> [Dataset entries]
[Begin]

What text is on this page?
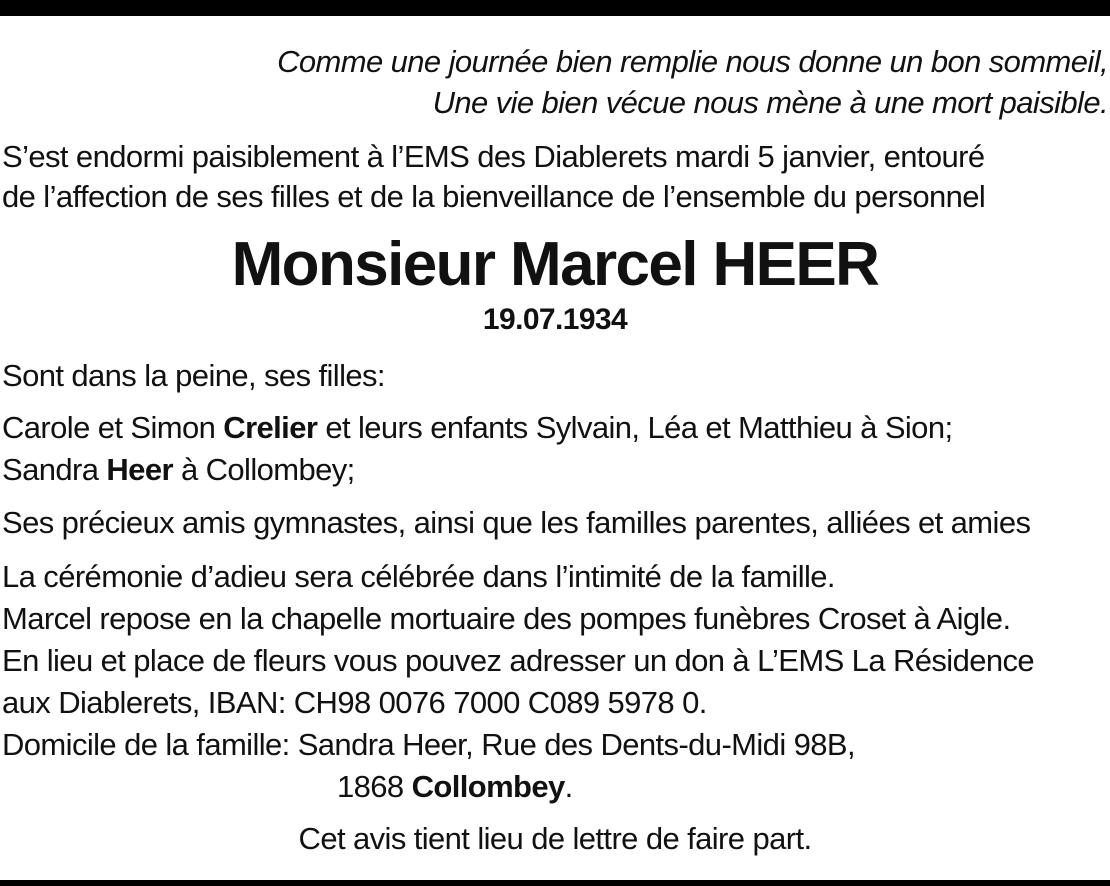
Comme une journée bien remplie nous donne un bon sommeil,
Une vie bien vécue nous mène à une mort paisible.
S’est endormi paisiblement à l’EMS des Diablerets mardi 5 janvier, entouré
de l’affection de ses filles et de la bienveillance de l’ensemble du personnel
Monsieur Marcel HEER
19.07.1934
Sont dans la peine, ses filles:
Carole et Simon Crelier et leurs enfants Sylvain, Léa et Matthieu à Sion;
Sandra Heer à Collombey;
Ses précieux amis gymnastes, ainsi que les familles parentes, alliées et amies
La cérémonie d’adieu sera célébrée dans l’intimité de la famille.
Marcel repose en la chapelle mortuaire des pompes funèbres Croset à Aigle.
En lieu et place de fleurs vous pouvez adresser un don à L’EMS La Résidence
aux Diablerets, IBAN: CH98 0076 7000 C089 5978 0.
Domicile de la famille: Sandra Heer, Rue des Dents-du-Midi 98B,
1868 Collombey.
Cet avis tient lieu de lettre de faire part.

[End]

> [CHALLENGE] Leave out every picture and copy the rest of the records exactly.

> [PROBLEM SOLUTION]
What text is on this page?
Comme une journée bien remplie nous donne un bon sommeil,
Une vie bien vécue nous mène à une mort paisible.
S’est endormi paisiblement à l’EMS des Diablerets mardi 5 janvier, entouré
de l’affection de ses filles et de la bienveillance de l’ensemble du personnel
Monsieur Marcel HEER
19.07.1934
Sont dans la peine, ses filles:
Carole et Simon Crelier et leurs enfants Sylvain, Léa et Matthieu à Sion;
Sandra Heer à Collombey;
Ses précieux amis gymnastes, ainsi que les familles parentes, alliées et amies
La cérémonie d’adieu sera célébrée dans l’intimité de la famille.
Marcel repose en la chapelle mortuaire des pompes funèbres Croset à Aigle.
En lieu et place de fleurs vous pouvez adresser un don à L’EMS La Résidence
aux Diablerets, IBAN: CH98 0076 7000 C089 5978 0.
Domicile de la famille: Sandra Heer, Rue des Dents-du-Midi 98B,
1868 Collombey.
Cet avis tient lieu de lettre de faire part.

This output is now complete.